What the exercise asks: Look through the records below, and copy out every line that holds the string "name".

Supplied records:
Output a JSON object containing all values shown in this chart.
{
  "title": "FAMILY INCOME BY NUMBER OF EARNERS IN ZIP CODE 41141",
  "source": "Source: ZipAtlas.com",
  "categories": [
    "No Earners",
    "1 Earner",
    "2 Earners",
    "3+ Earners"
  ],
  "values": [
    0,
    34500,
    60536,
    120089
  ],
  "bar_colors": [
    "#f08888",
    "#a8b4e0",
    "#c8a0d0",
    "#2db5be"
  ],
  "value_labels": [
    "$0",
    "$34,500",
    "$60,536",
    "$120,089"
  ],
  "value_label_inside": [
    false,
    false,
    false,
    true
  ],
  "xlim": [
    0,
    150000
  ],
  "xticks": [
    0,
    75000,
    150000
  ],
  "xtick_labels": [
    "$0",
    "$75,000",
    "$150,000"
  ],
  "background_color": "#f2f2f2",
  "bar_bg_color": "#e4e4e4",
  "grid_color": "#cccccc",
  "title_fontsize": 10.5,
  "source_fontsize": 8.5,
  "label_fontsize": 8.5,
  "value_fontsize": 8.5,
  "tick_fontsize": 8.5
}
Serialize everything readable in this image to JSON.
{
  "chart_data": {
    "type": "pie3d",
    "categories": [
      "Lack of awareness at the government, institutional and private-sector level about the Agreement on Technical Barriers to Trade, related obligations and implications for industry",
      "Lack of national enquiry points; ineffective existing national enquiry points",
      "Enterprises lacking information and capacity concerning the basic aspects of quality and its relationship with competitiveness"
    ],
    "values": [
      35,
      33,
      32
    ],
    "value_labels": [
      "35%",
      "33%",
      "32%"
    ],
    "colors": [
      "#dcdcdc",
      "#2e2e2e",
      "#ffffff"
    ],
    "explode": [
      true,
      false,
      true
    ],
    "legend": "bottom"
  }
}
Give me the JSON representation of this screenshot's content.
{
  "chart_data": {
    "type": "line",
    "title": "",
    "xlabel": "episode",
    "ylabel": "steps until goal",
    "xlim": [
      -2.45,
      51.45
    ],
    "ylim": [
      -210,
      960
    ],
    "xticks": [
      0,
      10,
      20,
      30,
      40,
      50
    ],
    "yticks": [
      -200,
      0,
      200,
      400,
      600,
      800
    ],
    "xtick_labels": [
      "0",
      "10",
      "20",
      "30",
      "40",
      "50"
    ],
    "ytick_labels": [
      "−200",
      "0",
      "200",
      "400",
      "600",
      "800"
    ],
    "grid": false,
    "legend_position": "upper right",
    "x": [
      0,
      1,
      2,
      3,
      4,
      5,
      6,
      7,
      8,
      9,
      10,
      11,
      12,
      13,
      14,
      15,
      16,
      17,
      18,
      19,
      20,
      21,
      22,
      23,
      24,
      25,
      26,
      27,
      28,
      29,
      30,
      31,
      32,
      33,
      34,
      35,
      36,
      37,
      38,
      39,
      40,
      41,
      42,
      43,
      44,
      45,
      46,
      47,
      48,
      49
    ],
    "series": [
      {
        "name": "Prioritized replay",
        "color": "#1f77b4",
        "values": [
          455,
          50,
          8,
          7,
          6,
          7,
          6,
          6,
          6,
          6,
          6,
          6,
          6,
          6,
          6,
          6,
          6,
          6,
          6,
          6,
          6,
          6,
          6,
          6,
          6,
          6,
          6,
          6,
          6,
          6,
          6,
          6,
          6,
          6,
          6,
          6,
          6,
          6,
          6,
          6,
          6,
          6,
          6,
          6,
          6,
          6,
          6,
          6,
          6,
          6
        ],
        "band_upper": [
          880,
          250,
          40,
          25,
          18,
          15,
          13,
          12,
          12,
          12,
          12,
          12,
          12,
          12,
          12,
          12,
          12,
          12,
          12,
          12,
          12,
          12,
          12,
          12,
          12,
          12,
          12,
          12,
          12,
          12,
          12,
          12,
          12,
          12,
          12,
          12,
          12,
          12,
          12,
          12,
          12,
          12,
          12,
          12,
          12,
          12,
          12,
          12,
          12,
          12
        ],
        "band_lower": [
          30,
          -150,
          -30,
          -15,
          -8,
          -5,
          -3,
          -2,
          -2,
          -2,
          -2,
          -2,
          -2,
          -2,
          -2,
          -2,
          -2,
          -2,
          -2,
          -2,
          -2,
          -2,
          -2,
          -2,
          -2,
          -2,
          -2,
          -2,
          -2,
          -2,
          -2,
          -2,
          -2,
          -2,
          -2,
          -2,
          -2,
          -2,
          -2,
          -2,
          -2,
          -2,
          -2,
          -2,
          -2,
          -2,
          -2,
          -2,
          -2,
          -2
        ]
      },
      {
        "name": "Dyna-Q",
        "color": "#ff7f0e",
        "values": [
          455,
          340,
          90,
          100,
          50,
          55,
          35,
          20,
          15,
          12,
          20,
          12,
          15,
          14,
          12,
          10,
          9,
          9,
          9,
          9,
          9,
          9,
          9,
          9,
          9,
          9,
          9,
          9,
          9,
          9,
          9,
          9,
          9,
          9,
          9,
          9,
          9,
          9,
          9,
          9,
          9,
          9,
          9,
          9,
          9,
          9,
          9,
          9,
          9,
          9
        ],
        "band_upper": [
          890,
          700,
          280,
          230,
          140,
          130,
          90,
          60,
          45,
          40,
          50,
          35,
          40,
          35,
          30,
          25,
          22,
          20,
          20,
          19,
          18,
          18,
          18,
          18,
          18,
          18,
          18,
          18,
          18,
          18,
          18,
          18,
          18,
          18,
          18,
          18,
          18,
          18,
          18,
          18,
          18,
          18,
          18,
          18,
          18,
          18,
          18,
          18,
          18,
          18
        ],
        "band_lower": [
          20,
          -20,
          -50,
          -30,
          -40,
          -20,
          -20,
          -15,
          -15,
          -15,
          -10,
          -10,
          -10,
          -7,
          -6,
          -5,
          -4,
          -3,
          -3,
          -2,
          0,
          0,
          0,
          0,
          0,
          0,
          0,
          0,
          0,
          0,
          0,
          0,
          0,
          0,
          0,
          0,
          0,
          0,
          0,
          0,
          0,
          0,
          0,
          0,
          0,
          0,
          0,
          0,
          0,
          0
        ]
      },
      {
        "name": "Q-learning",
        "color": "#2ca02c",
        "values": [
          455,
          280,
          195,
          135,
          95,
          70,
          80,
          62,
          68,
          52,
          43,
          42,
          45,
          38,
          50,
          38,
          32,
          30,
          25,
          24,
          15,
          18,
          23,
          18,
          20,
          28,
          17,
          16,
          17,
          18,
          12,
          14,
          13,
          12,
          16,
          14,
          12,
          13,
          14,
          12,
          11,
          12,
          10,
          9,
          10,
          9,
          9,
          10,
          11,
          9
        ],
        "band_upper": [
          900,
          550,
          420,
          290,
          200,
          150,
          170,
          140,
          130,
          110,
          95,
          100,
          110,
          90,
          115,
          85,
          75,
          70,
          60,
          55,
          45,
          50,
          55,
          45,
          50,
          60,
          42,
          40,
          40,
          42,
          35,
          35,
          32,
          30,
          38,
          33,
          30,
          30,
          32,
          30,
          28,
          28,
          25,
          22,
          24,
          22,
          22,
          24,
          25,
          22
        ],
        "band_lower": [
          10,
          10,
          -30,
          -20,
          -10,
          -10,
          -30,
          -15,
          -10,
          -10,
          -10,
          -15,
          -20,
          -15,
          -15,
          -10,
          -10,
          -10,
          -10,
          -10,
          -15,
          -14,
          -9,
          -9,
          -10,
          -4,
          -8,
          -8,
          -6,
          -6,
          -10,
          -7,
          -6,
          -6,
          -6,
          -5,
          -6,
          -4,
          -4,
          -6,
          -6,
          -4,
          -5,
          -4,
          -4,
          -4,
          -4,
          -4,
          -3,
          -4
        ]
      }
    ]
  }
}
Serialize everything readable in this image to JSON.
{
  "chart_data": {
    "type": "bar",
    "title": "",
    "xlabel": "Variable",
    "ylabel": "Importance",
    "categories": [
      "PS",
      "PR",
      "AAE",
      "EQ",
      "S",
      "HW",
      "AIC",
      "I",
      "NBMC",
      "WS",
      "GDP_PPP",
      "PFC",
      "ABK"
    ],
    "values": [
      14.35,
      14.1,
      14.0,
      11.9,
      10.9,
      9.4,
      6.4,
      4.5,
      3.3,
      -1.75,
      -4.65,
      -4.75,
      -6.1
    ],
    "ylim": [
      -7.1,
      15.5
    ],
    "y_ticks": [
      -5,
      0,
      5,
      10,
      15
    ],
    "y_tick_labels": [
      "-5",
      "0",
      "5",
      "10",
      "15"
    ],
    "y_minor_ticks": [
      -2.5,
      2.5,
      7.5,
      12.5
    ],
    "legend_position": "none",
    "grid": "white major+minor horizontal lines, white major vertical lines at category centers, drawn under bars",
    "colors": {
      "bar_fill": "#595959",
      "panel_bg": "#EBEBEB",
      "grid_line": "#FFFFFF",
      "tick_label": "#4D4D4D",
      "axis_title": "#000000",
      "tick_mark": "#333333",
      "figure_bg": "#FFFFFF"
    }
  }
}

Exercise result:
        "name": "Prioritized replay",
        "name": "Dyna-Q",
        "name": "Q-learning",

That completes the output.